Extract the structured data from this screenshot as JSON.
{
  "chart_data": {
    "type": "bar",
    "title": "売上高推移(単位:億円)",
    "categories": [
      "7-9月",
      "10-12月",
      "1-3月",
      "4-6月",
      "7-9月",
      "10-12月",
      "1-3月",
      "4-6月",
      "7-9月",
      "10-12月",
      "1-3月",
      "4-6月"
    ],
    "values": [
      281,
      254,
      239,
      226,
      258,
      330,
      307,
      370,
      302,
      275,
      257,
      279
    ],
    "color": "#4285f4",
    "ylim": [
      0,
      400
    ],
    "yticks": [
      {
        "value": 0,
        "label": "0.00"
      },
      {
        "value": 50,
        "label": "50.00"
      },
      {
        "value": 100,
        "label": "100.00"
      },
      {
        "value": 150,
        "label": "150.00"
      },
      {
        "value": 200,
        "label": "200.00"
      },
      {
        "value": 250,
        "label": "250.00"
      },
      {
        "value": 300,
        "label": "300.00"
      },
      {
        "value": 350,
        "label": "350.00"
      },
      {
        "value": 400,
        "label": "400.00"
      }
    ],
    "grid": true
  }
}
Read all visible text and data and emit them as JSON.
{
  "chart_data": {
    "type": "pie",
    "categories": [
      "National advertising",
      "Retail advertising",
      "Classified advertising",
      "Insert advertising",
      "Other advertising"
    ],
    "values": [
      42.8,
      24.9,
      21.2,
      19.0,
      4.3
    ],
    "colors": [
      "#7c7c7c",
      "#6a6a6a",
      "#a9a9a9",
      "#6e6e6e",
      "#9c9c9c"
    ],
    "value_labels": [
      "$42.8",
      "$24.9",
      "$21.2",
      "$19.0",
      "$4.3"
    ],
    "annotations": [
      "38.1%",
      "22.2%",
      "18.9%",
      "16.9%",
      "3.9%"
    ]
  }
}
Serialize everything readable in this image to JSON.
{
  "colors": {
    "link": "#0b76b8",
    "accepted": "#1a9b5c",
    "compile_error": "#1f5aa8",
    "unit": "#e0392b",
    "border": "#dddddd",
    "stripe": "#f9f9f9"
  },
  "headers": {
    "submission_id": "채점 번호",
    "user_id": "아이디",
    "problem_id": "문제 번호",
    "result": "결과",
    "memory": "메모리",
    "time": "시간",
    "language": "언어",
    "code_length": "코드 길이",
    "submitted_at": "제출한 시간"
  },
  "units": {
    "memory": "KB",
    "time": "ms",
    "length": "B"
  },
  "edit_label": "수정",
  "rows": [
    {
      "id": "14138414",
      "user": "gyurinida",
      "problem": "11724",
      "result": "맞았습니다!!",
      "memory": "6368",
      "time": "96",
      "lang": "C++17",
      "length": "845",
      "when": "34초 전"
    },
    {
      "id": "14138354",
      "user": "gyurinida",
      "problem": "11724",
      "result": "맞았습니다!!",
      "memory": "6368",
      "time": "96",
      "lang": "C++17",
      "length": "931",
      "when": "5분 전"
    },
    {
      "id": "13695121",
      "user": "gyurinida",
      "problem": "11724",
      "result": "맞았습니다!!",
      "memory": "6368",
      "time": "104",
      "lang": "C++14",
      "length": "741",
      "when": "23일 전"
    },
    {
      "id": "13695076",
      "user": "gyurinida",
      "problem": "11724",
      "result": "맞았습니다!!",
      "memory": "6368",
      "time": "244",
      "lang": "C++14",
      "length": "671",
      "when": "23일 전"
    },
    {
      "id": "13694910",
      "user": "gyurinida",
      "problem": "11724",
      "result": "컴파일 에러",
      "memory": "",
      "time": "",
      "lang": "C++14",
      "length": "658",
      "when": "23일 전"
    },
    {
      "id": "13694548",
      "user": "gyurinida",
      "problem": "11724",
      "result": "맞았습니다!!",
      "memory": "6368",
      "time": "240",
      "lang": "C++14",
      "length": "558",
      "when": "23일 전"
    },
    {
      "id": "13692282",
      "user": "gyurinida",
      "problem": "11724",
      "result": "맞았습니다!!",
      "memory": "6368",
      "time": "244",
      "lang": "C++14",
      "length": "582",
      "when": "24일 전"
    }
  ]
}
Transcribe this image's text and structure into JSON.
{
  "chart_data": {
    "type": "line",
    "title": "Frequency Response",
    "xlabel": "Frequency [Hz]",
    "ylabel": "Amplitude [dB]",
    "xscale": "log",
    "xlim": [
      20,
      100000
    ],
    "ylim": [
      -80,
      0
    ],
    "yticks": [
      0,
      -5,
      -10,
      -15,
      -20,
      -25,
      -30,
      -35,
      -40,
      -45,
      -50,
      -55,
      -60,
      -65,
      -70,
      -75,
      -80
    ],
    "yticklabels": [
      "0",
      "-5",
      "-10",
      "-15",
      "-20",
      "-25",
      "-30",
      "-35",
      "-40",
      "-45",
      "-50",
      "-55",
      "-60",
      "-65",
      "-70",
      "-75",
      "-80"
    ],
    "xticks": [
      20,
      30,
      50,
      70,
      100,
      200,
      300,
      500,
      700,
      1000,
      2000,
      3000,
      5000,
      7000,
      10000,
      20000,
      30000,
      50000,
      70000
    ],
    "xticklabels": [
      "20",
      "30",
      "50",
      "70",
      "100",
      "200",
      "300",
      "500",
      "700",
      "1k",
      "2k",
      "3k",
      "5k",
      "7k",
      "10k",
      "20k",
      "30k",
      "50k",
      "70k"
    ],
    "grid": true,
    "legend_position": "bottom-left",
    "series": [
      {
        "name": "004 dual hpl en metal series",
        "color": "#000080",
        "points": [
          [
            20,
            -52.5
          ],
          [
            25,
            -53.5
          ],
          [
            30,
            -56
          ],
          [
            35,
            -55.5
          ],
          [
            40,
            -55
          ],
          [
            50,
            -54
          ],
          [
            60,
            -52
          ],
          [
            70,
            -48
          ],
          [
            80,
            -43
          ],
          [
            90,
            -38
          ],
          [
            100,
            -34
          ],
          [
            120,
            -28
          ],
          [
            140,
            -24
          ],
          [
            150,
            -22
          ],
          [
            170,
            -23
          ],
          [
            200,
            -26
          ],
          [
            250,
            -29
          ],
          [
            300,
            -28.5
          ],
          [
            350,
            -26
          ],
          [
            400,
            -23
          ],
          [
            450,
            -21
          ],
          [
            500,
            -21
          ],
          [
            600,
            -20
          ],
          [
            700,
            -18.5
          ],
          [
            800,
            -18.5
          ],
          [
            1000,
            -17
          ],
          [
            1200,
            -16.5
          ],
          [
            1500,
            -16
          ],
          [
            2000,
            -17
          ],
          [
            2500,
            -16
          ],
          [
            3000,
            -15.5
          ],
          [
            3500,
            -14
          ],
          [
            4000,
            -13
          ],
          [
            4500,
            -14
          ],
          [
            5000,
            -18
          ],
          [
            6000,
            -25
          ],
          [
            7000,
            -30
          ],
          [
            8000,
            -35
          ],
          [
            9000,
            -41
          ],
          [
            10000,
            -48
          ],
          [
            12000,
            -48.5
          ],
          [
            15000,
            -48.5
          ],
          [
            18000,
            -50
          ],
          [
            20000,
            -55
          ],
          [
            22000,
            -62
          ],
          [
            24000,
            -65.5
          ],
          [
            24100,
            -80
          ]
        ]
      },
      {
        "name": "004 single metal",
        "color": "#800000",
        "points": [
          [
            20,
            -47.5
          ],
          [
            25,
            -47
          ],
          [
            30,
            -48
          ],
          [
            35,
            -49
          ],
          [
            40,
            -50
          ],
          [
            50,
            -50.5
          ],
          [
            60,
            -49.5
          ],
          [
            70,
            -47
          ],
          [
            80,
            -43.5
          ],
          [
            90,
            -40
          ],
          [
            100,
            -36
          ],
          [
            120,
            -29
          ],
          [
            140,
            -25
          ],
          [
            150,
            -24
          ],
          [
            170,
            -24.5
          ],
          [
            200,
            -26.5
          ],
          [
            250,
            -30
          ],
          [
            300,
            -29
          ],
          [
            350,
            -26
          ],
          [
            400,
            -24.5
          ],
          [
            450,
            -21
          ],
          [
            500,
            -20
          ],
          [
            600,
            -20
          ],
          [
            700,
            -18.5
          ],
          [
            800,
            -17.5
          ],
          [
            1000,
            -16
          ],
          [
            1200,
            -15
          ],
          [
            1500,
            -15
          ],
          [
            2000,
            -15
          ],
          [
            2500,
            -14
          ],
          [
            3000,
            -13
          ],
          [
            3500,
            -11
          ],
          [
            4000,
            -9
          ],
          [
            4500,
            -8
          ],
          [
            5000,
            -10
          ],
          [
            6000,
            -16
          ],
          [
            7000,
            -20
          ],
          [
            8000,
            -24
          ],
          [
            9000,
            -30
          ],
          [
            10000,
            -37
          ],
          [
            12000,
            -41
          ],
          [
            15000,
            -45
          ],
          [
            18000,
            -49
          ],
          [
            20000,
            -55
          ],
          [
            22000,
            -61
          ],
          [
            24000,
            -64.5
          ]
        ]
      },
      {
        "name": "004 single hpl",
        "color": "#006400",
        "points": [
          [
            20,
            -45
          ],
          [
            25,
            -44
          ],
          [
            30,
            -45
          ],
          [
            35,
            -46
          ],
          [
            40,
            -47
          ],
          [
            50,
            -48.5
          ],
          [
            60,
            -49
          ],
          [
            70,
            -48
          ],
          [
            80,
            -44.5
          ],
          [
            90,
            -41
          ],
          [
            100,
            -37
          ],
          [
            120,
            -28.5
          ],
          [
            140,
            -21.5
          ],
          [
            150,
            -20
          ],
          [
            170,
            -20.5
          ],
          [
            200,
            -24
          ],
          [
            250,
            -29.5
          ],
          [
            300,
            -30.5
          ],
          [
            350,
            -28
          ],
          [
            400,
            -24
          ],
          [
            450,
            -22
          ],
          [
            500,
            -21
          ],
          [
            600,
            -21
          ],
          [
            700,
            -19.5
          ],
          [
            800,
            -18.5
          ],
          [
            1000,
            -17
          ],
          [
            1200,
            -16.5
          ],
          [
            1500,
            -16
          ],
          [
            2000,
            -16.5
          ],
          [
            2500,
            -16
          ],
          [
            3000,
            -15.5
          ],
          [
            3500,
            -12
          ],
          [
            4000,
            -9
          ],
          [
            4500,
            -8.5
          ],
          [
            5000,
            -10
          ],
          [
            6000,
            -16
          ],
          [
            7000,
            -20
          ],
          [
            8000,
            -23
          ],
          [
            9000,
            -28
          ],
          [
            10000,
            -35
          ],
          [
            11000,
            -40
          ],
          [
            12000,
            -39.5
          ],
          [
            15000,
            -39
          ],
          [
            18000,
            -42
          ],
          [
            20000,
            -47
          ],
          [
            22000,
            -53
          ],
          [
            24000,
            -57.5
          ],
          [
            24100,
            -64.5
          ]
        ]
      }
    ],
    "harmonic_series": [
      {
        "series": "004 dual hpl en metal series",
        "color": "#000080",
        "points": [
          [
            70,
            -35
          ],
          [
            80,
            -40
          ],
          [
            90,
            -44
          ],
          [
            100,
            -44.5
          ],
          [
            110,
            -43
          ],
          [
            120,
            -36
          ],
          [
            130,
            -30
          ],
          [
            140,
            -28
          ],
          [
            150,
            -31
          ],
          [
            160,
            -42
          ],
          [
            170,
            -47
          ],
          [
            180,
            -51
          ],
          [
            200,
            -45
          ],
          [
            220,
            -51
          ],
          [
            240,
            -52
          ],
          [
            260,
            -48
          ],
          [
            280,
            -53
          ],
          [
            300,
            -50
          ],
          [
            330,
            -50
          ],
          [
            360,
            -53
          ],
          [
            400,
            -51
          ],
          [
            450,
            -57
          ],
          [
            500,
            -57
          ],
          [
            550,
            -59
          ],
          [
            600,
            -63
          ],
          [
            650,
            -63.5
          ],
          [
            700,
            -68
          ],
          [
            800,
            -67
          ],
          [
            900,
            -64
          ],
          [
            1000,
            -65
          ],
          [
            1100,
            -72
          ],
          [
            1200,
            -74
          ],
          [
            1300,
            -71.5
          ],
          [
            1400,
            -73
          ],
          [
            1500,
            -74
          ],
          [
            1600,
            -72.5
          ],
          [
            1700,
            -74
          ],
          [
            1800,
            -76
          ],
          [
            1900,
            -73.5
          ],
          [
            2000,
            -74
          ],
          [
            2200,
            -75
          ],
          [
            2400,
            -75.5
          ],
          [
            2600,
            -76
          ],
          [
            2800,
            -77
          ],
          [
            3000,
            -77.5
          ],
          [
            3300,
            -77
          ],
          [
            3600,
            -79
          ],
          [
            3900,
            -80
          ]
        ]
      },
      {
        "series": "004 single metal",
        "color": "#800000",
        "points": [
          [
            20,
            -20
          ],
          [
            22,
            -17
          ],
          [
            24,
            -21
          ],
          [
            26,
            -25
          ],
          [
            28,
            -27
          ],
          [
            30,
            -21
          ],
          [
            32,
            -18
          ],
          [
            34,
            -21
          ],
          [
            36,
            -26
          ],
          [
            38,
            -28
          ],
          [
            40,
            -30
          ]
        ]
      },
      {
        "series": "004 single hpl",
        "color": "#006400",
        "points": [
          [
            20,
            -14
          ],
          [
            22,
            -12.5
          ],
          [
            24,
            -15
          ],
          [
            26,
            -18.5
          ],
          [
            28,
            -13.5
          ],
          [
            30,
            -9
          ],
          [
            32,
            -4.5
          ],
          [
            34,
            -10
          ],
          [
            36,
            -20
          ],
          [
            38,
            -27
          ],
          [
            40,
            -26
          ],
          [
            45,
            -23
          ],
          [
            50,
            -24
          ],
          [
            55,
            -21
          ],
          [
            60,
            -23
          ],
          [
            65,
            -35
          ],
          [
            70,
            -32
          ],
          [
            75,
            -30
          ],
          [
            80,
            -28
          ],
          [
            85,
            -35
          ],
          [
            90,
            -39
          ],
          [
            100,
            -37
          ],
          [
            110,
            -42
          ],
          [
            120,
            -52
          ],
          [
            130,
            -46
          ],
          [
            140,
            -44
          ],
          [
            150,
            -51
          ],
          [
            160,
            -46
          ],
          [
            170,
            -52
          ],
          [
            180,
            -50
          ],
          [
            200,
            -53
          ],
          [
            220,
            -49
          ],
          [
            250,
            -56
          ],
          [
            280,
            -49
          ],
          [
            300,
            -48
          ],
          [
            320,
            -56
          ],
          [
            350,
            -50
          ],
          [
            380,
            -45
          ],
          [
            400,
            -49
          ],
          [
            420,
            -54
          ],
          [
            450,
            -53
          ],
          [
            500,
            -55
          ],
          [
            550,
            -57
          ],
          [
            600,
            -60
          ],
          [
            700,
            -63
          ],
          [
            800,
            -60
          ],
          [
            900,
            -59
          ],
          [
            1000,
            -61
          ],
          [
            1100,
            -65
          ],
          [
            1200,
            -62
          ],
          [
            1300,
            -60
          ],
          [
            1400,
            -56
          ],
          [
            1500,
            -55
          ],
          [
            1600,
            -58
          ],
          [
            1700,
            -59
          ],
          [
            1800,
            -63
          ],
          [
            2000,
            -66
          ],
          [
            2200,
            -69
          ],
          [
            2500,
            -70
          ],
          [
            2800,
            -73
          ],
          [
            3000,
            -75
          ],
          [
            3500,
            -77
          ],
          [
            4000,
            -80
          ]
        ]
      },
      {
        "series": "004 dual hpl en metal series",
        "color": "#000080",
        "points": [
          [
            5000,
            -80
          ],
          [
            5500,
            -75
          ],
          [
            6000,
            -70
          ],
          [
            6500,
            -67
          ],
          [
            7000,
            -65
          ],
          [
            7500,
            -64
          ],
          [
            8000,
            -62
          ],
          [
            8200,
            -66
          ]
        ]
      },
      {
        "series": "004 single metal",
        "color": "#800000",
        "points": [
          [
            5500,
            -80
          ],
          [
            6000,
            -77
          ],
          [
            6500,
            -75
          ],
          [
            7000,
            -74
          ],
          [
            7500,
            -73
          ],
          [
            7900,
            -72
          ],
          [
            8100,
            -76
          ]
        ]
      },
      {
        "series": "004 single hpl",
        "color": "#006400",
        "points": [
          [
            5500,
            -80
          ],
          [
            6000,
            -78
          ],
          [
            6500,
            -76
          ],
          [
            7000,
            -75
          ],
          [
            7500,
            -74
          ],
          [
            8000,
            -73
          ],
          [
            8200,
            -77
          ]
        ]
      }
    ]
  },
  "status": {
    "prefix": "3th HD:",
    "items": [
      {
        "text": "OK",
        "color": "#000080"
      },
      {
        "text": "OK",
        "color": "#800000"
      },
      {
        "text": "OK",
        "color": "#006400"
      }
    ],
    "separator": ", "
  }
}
§
§ The exercise
Give the number of lines that carry the word "time", with nothing added.

§ Response
9